Task prompt:
Copy each line of the entries beneath that contains the word "name".

[Records from a collection]
----------
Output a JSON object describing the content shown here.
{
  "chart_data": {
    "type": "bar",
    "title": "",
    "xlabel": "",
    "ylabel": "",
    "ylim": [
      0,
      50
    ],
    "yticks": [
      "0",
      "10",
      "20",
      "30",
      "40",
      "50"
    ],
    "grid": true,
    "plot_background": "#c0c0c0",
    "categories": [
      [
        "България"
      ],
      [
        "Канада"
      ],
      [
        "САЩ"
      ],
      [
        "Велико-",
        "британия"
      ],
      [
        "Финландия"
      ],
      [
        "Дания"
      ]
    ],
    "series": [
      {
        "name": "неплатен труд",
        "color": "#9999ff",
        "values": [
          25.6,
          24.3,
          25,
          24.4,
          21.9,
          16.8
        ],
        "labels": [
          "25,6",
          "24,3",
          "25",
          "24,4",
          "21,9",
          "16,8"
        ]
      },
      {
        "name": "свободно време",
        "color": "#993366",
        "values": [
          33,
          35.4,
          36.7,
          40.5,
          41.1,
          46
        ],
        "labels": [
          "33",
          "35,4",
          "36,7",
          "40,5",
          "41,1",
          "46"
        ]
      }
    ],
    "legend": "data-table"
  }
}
----------
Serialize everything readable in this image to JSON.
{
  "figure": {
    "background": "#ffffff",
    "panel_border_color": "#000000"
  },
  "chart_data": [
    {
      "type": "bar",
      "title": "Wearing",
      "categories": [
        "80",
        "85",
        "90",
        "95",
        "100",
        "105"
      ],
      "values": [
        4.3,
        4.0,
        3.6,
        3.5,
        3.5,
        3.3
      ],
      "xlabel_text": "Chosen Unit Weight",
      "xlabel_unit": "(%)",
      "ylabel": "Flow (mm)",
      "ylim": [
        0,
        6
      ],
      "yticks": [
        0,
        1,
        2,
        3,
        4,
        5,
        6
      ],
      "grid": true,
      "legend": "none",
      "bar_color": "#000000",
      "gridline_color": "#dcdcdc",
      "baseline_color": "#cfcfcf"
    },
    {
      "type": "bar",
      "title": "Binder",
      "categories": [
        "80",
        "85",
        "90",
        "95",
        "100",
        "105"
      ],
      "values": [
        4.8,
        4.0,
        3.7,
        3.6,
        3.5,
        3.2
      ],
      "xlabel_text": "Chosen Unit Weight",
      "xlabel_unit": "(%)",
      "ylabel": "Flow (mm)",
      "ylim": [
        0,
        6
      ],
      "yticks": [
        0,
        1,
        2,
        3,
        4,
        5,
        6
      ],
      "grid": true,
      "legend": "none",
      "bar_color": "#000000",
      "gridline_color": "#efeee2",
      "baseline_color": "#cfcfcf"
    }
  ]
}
----------
In response:
        "name": "неплатен труд",
        "name": "свободно време",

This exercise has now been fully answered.